- [Aim]: Print the records below word for word, but leave out the pictures.

- [Stored records]:

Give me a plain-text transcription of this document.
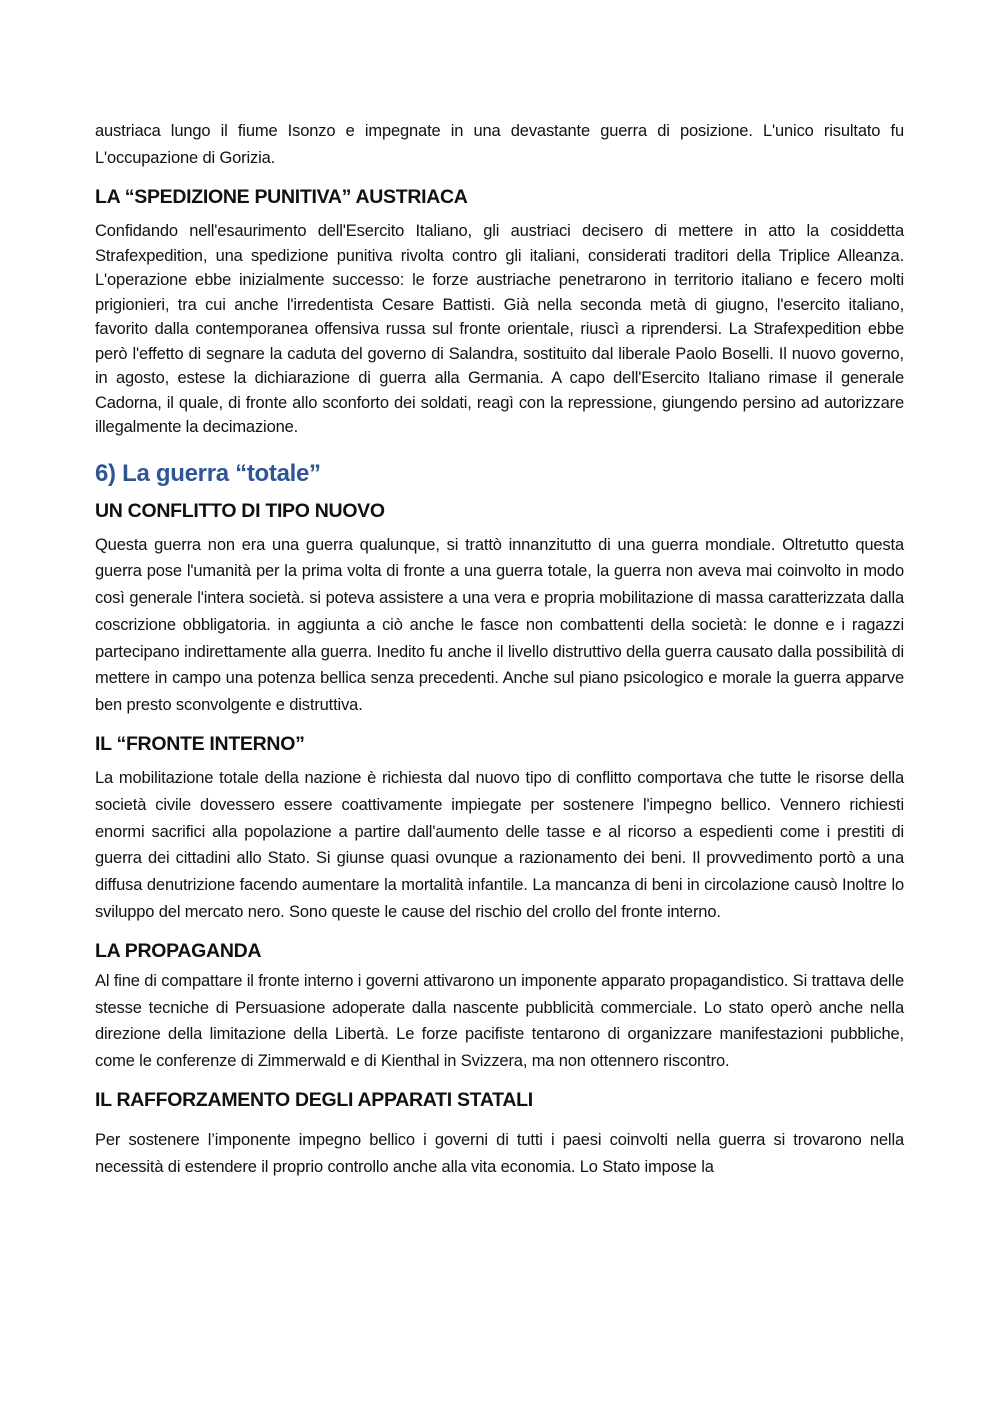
austriaca lungo il fiume Isonzo e impegnate in una devastante guerra di posizione. L'unico risultato fu L'occupazione di Gorizia.

LA “SPEDIZIONE PUNITIVA” AUSTRIACA

Confidando nell'esaurimento dell'Esercito Italiano, gli austriaci decisero di mettere in atto la cosiddetta Strafexpedition, una spedizione punitiva rivolta contro gli italiani, considerati traditori della Triplice Alleanza. L'operazione ebbe inizialmente successo: le forze austriache penetrarono in territorio italiano e fecero molti prigionieri, tra cui anche l'irredentista Cesare Battisti. Già nella seconda metà di giugno, l'esercito italiano, favorito dalla contemporanea offensiva russa sul fronte orientale, riuscì a riprendersi. La Strafexpedition ebbe però l'effetto di segnare la caduta del governo di Salandra, sostituito dal liberale Paolo Boselli. Il nuovo governo, in agosto, estese la dichiarazione di guerra alla Germania. A capo dell'Esercito Italiano rimase il generale Cadorna, il quale, di fronte allo sconforto dei soldati, reagì con la repressione, giungendo persino ad autorizzare illegalmente la decimazione.

6) La guerra “totale”
UN CONFLITTO DI TIPO NUOVO

Questa guerra non era una guerra qualunque, si trattò innanzitutto di una guerra mondiale. Oltretutto questa guerra pose l'umanità per la prima volta di fronte a una guerra totale, la guerra non aveva mai coinvolto in modo così generale l'intera società. si poteva assistere a una vera e propria mobilitazione di massa caratterizzata dalla coscrizione obbligatoria. in aggiunta a ciò anche le fasce non combattenti della società: le donne e i ragazzi partecipano indirettamente alla guerra. Inedito fu anche il livello distruttivo della guerra causato dalla possibilità di mettere in campo una potenza bellica senza precedenti. Anche sul piano psicologico e morale la guerra apparve ben presto sconvolgente e distruttiva.

IL “FRONTE INTERNO”

La mobilitazione totale della nazione è richiesta dal nuovo tipo di conflitto comportava che tutte le risorse della società civile dovessero essere coattivamente impiegate per sostenere l'impegno bellico. Vennero richiesti enormi sacrifici alla popolazione a partire dall'aumento delle tasse e al ricorso a espedienti come i prestiti di guerra dei cittadini allo Stato. Si giunse quasi ovunque a razionamento dei beni. Il provvedimento portò a una diffusa denutrizione facendo aumentare la mortalità infantile. La mancanza di beni in circolazione causò Inoltre lo sviluppo del mercato nero. Sono queste le cause del rischio del crollo del fronte interno.

LA PROPAGANDA

Al fine di compattare il fronte interno i governi attivarono un imponente apparato propagandistico. Si trattava delle stesse tecniche di Persuasione adoperate dalla nascente pubblicità commerciale. Lo stato operò anche nella direzione della limitazione della Libertà. Le forze pacifiste tentarono di organizzare manifestazioni pubbliche, come le conferenze di Zimmerwald e di Kienthal in Svizzera, ma non ottennero riscontro.

IL RAFFORZAMENTO DEGLI APPARATI STATALI

Per sostenere l’imponente impegno bellico i governi di tutti i paesi coinvolti nella guerra si trovarono nella necessità di estendere il proprio controllo anche alla vita economia. Lo Stato impose la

- [Answer to the problem]:
Give me a plain-text transcription of this document.
austriaca lungo il fiume Isonzo e impegnate in una devastante guerra di posizione. L'unico risultato fu L'occupazione di Gorizia.

LA “SPEDIZIONE PUNITIVA” AUSTRIACA

Confidando nell'esaurimento dell'Esercito Italiano, gli austriaci decisero di mettere in atto la cosiddetta Strafexpedition, una spedizione punitiva rivolta contro gli italiani, considerati traditori della Triplice Alleanza. L'operazione ebbe inizialmente successo: le forze austriache penetrarono in territorio italiano e fecero molti prigionieri, tra cui anche l'irredentista Cesare Battisti. Già nella seconda metà di giugno, l'esercito italiano, favorito dalla contemporanea offensiva russa sul fronte orientale, riuscì a riprendersi. La Strafexpedition ebbe però l'effetto di segnare la caduta del governo di Salandra, sostituito dal liberale Paolo Boselli. Il nuovo governo, in agosto, estese la dichiarazione di guerra alla Germania. A capo dell'Esercito Italiano rimase il generale Cadorna, il quale, di fronte allo sconforto dei soldati, reagì con la repressione, giungendo persino ad autorizzare illegalmente la decimazione.

6) La guerra “totale”
UN CONFLITTO DI TIPO NUOVO

Questa guerra non era una guerra qualunque, si trattò innanzitutto di una guerra mondiale. Oltretutto questa guerra pose l'umanità per la prima volta di fronte a una guerra totale, la guerra non aveva mai coinvolto in modo così generale l'intera società. si poteva assistere a una vera e propria mobilitazione di massa caratterizzata dalla coscrizione obbligatoria. in aggiunta a ciò anche le fasce non combattenti della società: le donne e i ragazzi partecipano indirettamente alla guerra. Inedito fu anche il livello distruttivo della guerra causato dalla possibilità di mettere in campo una potenza bellica senza precedenti. Anche sul piano psicologico e morale la guerra apparve ben presto sconvolgente e distruttiva.

IL “FRONTE INTERNO”

La mobilitazione totale della nazione è richiesta dal nuovo tipo di conflitto comportava che tutte le risorse della società civile dovessero essere coattivamente impiegate per sostenere l'impegno bellico. Vennero richiesti enormi sacrifici alla popolazione a partire dall'aumento delle tasse e al ricorso a espedienti come i prestiti di guerra dei cittadini allo Stato. Si giunse quasi ovunque a razionamento dei beni. Il provvedimento portò a una diffusa denutrizione facendo aumentare la mortalità infantile. La mancanza di beni in circolazione causò Inoltre lo sviluppo del mercato nero. Sono queste le cause del rischio del crollo del fronte interno.

LA PROPAGANDA

Al fine di compattare il fronte interno i governi attivarono un imponente apparato propagandistico. Si trattava delle stesse tecniche di Persuasione adoperate dalla nascente pubblicità commerciale. Lo stato operò anche nella direzione della limitazione della Libertà. Le forze pacifiste tentarono di organizzare manifestazioni pubbliche, come le conferenze di Zimmerwald e di Kienthal in Svizzera, ma non ottennero riscontro.

IL RAFFORZAMENTO DEGLI APPARATI STATALI

Per sostenere l’imponente impegno bellico i governi di tutti i paesi coinvolti nella guerra si trovarono nella necessità di estendere il proprio controllo anche alla vita economia. Lo Stato impose la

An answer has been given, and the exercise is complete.